_Artikel_.
____________

Korrekte Berechnung und Auszahlung von Überstunden in der Schweiz
Written by VP on November 5, 2024 in Lohnbuchhaltung

Obwohl die tatsächliche wöchentliche Arbeitszeit pro Vollzeitäquivalent in den letzten fünf Jahren durchschnittlich um 46 Minuten zurückging, leisten die Angestellten gemäss aktuellen Daten mehr Arbeitszeit als vertraglich vereinbart wurde.  Allerdings sind Arbeitgeber nicht immer sicher, welche Pflichten ihnen gegenüber entstehen. Gleichzeitig ist es Arbeitnehmern nicht immer bewusst, wie ihre Zusatzleistungen am Arbeitsplatz vergütet werden müssen. Daraus entstehen nicht selten Fehler in Lohnabrechnungen.

Wir versuchen im Folgenden, in das Thema einzuführen, um Ihnen übersichtlich zu demonstrieren, wie die Kompensation der Zusatzleistungen eines Arbeitnehmers in der Lohnabrechnung richtig erfasst werden soll. Die gesetzlichen Vorschriften sowie praxisbezogenen Berechnungsbeispiele spielen dabei eine zentrale Rolle.

Wie viel Überzeit leisten Schweizer Arbeitnehmer?

Laut Zahlen des Bundesamtes für Statistik haben Schweizer Arbeitnehmer im Jahr 2023 im Durchschnitt etwa 1,6 % mehr gearbeitet, als vertraglich festgelegt wurde. Dieser Parameter, die sogenannte Überstundenquote, unterscheidet sich je nach Wirtschaftszweig wesentlich: Den ersten Platz belegt die Branche «Kredit- und Versicherungsgewerbe» mit 2,9%, während die Branchen «Öffentliche Verwaltung», «Land- und Forstwirtschaft» sowie «Verkehr und Lagerhaltung» sich durch die niedrigsten Zahlen von etwa 0,7 bis 0,8% auszeichnen. Anzumerken ist, dass es sich um offizielle, gemeldete Zahlen handelt. In der Praxis dürften Überzeit und Überstunden bedeutend höher liegen. Nichtsdestotrotz unterstreichen diese Daten, dass die Frage zu Überstunden und Überzeit für jede Branche eine hohe Relevanz aufweist. Nun, was ist der Unterschied zwischen den Begriffen?

____________

_Angezeigte Daten_.
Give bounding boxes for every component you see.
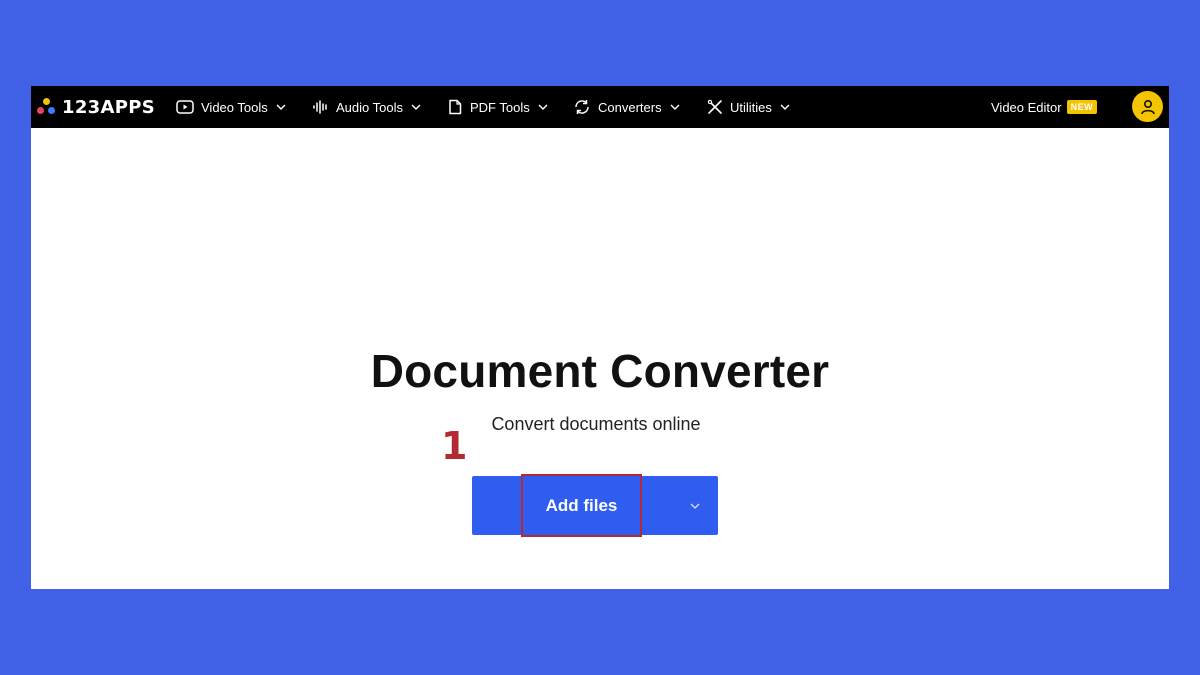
nav-utilities-label: Utilities bbox=[730, 99, 772, 115]
step-marker: 1 bbox=[441, 424, 468, 468]
nav-converters-label: Converters bbox=[598, 99, 662, 115]
video-editor-label: Video Editor bbox=[991, 99, 1062, 115]
nav-pdf-tools[interactable]: PDF Tools bbox=[447, 86, 548, 128]
video-icon bbox=[176, 100, 194, 114]
nav-pdf-tools-label: PDF Tools bbox=[470, 99, 530, 115]
nav-utilities[interactable]: Utilities bbox=[707, 86, 790, 128]
converter-icon bbox=[575, 100, 589, 114]
logo-dots-icon bbox=[37, 97, 57, 117]
brand-logo[interactable]: 123APPS bbox=[37, 94, 155, 120]
chevron-down-icon bbox=[690, 503, 700, 509]
utilities-icon bbox=[707, 99, 722, 114]
logo-dot-yellow bbox=[43, 98, 50, 105]
logo-dot-red bbox=[37, 107, 44, 114]
page-title: Document Converter bbox=[370, 345, 830, 397]
page-subtitle: Convert documents online bbox=[491, 414, 701, 434]
new-badge: NEW bbox=[1066, 100, 1098, 114]
nav-converters[interactable]: Converters bbox=[573, 86, 680, 128]
chevron-down-icon bbox=[670, 104, 680, 110]
pdf-icon bbox=[449, 99, 462, 115]
chevron-down-icon bbox=[780, 104, 790, 110]
nav-audio-tools[interactable]: Audio Tools bbox=[313, 86, 421, 128]
user-icon bbox=[1140, 99, 1155, 114]
logo-dot-blue bbox=[48, 107, 55, 114]
chevron-down-icon bbox=[276, 104, 286, 110]
nav-video-tools-label: Video Tools bbox=[201, 99, 268, 115]
top-navbar: 123APPS Video Tools Audio Tools PDF Tool… bbox=[31, 86, 1169, 128]
audio-wave-icon bbox=[313, 100, 327, 114]
user-account-button[interactable] bbox=[1132, 91, 1163, 122]
chevron-down-icon bbox=[538, 104, 548, 110]
add-files-button-group[interactable]: Add files bbox=[472, 474, 718, 537]
add-files-dropdown-toggle[interactable] bbox=[672, 476, 718, 535]
browser-viewport: 123APPS Video Tools Audio Tools PDF Tool… bbox=[31, 86, 1169, 589]
nav-audio-tools-label: Audio Tools bbox=[336, 99, 403, 115]
chevron-down-icon bbox=[411, 104, 421, 110]
video-editor-link[interactable]: Video Editor NEW bbox=[991, 86, 1098, 128]
add-files-button[interactable]: Add files bbox=[521, 474, 642, 537]
nav-video-tools[interactable]: Video Tools bbox=[176, 86, 286, 128]
brand-name: 123APPS bbox=[62, 96, 155, 118]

____________

Prüfen Sie, ob die folgenden Aussagen mit dem Artikel über Überstunden in der Schweiz übereinstimmen, und belegen Sie jede Antwort mit Ja oder Nein sowie den entscheidenden Worten des Artikels als wörtlichem Zitat. (a) Die wöchentliche Arbeitszeit pro Vollzeitäquivalent ist in den letzten fünf Jahren durchschnittlich um 46 Minuten gestiegen. (b) Die Branche «Kredit- und Versicherungsgewerbe» weist die höchste Überstundenquote auf. (c) Die tatsächlichen Überstunden liegen vermutlich unter den offiziell gemeldeten Zahlen.

_Ergebnis_.
(a) Nein: „in den letzten fünf Jahren durchschnittlich um 46 Minuten zurückging“
(b) Ja: „Den ersten Platz belegt die Branche «Kredit- und Versicherungsgewerbe» mit 2,9%“
(c) Nein: „In der Praxis dürften Überzeit und Überstunden bedeutend höher liegen.“